▶ Written request:
Where does the string "corresponding" appear? Copy every line of the entries below that holds it.

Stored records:
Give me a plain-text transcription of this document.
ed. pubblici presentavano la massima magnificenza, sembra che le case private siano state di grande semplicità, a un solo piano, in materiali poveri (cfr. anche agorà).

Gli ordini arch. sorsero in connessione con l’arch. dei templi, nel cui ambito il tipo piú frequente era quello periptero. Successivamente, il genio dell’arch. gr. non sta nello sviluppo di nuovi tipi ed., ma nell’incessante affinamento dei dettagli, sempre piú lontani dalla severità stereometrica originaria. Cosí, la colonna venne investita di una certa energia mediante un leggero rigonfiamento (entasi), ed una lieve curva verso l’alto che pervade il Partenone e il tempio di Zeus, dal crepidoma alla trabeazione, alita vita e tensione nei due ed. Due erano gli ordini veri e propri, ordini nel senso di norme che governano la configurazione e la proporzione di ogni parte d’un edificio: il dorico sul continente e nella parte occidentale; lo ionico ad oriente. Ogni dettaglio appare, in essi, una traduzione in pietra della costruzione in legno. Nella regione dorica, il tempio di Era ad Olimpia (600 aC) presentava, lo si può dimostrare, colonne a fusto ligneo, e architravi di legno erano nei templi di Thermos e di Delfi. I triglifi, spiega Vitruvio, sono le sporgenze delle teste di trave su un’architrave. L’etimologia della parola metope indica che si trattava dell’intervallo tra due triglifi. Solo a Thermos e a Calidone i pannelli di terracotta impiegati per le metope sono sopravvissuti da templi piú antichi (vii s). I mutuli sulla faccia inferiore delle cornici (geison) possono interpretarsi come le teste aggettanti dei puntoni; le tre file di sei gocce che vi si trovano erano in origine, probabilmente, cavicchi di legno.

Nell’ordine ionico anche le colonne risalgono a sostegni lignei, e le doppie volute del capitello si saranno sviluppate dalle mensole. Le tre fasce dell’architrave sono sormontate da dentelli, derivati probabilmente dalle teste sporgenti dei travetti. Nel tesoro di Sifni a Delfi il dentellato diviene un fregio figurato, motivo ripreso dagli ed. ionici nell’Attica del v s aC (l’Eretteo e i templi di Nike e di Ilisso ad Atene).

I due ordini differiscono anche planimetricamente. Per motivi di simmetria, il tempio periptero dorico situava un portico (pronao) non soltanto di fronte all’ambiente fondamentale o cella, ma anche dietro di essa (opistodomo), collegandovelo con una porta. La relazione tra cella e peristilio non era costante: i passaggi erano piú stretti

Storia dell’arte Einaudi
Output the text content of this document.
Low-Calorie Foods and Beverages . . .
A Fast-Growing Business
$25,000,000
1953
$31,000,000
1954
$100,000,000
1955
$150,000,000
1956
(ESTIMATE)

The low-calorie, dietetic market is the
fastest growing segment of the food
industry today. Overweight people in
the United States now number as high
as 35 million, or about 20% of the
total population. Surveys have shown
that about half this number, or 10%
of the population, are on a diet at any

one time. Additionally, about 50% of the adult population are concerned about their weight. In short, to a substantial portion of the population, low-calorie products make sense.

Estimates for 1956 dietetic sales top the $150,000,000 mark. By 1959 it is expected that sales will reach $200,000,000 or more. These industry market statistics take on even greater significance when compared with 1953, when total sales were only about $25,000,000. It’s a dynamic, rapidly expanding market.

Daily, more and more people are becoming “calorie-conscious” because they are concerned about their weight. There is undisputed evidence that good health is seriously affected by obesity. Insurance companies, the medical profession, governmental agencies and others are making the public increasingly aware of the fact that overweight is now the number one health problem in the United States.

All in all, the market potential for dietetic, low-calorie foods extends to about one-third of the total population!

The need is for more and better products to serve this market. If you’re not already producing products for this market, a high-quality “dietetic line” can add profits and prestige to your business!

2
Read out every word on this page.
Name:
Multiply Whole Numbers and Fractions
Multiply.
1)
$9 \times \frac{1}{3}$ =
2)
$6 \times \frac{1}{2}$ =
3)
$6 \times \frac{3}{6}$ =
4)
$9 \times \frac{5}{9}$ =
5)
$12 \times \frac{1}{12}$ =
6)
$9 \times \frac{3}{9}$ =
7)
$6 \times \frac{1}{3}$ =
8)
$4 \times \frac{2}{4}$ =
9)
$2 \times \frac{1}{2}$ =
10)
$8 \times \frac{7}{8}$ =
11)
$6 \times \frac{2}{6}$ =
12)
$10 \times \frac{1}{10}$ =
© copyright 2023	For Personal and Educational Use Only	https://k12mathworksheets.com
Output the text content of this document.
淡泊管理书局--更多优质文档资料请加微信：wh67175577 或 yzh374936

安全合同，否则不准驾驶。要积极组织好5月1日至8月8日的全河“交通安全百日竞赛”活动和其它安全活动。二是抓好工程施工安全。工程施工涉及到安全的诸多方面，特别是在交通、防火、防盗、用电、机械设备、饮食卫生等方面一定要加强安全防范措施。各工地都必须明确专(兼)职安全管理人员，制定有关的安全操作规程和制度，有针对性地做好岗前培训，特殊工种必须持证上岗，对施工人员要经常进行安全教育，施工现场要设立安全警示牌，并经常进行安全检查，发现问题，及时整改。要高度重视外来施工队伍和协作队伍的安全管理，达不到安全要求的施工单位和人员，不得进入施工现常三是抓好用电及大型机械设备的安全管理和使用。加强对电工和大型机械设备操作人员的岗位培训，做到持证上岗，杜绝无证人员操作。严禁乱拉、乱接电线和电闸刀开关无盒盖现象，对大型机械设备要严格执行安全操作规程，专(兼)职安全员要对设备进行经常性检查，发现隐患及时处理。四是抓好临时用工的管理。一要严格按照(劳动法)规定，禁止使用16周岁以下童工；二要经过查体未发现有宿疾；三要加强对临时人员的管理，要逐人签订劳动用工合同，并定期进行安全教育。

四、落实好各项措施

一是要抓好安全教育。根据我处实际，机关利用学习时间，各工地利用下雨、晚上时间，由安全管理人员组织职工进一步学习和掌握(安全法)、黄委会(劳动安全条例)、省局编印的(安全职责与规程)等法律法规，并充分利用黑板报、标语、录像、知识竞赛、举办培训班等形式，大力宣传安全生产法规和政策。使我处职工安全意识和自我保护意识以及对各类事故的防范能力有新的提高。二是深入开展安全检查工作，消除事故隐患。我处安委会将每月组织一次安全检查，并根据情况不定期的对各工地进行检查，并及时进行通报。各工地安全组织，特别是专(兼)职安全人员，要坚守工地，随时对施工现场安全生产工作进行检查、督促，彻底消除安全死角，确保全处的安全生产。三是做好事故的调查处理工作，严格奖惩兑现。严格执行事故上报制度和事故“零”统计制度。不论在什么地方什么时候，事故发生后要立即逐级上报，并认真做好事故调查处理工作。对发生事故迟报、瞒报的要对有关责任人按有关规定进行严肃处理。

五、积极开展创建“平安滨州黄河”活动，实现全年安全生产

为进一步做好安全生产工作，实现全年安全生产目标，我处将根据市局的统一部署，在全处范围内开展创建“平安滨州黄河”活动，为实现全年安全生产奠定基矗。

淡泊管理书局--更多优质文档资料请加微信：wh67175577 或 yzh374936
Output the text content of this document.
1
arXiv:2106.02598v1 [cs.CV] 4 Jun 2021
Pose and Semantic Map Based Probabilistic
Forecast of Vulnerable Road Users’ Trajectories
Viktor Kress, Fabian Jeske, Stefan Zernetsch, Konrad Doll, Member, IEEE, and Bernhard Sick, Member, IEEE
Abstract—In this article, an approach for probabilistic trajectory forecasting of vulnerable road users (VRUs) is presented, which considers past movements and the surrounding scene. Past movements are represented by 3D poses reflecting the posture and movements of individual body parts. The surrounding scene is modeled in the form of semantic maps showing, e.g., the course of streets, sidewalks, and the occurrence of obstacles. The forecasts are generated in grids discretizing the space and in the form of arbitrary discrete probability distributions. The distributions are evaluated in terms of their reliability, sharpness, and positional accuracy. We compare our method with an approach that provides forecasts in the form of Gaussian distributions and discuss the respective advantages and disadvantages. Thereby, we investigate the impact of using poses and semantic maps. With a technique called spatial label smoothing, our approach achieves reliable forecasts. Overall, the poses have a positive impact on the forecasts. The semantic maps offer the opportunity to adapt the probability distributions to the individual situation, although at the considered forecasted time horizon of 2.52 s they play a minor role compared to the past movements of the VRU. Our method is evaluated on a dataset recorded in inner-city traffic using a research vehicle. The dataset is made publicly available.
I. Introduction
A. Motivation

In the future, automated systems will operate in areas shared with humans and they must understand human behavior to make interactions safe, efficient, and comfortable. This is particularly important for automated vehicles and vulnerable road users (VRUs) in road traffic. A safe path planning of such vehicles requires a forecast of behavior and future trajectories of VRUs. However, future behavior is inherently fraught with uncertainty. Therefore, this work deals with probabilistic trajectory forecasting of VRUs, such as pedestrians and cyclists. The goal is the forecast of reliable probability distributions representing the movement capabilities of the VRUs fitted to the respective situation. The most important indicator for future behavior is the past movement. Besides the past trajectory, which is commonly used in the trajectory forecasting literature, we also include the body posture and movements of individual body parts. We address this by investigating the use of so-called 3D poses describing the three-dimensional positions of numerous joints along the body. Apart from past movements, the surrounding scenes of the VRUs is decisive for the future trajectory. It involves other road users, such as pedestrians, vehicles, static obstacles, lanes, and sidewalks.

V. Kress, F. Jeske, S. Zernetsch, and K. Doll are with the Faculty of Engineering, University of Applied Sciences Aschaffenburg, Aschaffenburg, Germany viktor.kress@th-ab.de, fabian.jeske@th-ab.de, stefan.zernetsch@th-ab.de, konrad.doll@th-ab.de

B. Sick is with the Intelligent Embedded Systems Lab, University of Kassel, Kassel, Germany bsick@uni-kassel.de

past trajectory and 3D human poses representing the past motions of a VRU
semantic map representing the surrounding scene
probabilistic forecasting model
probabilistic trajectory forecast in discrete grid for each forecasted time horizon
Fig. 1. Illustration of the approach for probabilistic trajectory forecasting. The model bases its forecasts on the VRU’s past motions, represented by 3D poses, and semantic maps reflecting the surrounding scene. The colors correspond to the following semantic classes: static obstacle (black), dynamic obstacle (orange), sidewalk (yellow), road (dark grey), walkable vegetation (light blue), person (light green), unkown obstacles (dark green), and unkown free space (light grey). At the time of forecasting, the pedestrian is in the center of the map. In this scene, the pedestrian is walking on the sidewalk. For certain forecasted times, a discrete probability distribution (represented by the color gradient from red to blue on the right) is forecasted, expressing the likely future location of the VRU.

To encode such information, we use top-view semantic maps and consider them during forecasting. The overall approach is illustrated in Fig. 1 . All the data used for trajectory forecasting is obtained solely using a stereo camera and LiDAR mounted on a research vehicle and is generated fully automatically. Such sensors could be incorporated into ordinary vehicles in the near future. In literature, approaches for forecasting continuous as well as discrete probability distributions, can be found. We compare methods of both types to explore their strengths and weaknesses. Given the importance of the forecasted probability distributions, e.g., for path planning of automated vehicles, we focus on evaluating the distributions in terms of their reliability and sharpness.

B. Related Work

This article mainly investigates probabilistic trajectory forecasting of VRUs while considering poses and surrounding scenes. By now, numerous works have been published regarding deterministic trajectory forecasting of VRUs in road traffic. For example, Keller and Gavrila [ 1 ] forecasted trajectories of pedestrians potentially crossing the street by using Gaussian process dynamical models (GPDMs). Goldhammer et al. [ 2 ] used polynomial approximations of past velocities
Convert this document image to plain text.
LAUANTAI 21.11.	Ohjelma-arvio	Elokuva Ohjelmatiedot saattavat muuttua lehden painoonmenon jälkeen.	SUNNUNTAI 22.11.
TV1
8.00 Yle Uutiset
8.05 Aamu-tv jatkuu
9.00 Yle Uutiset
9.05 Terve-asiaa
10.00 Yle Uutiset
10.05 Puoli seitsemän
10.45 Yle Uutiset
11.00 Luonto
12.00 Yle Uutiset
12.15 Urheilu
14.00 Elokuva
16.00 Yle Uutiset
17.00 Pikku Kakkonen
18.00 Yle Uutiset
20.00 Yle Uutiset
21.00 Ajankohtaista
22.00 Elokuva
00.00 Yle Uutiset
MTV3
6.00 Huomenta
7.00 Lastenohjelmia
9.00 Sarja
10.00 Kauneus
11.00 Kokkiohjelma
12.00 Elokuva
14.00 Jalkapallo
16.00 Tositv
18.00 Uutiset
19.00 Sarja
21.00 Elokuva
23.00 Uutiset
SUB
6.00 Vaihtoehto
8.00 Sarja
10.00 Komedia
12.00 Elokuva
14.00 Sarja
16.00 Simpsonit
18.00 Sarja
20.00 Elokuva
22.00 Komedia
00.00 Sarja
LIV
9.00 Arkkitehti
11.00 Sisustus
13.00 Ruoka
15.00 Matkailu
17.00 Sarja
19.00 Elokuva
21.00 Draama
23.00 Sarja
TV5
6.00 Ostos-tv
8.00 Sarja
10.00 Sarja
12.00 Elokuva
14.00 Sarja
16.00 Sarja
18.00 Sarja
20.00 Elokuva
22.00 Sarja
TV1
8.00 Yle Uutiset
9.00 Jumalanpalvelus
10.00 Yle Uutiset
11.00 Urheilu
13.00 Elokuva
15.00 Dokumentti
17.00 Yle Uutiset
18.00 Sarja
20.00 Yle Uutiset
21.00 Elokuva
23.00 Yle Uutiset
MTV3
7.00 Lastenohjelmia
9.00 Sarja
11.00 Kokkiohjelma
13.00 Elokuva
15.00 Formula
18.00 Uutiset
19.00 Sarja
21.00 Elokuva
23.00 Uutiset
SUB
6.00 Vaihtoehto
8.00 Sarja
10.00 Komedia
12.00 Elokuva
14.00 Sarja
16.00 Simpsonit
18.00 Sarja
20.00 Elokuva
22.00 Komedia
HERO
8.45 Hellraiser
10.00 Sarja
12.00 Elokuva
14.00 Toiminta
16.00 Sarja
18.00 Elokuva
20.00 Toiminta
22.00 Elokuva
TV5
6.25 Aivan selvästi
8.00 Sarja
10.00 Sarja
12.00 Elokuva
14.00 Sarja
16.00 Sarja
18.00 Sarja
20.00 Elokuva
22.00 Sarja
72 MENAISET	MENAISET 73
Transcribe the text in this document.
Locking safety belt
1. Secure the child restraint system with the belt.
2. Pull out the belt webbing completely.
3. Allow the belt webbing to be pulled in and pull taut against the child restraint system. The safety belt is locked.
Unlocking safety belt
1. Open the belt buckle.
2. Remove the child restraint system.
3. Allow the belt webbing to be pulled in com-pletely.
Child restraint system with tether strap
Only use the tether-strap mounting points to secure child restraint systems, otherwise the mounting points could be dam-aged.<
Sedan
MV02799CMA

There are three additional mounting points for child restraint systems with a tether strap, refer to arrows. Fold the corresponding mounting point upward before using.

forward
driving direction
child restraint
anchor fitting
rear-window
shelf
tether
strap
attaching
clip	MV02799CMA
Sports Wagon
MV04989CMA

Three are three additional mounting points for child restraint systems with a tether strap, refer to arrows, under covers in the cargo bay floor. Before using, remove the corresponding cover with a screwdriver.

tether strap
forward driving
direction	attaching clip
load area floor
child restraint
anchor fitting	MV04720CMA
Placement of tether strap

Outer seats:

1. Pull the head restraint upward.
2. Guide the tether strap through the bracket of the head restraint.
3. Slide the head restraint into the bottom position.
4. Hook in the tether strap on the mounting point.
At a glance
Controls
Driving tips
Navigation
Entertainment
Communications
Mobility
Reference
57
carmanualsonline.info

▶ Full answer:
There are three additional mounting points for child restraint systems with a tether strap, refer to arrows. Fold the corresponding mounting point upward before using.
Three are three additional mounting points for child restraint systems with a tether strap, refer to arrows, under covers in the cargo bay floor. Before using, remove the corresponding cover with a screwdriver.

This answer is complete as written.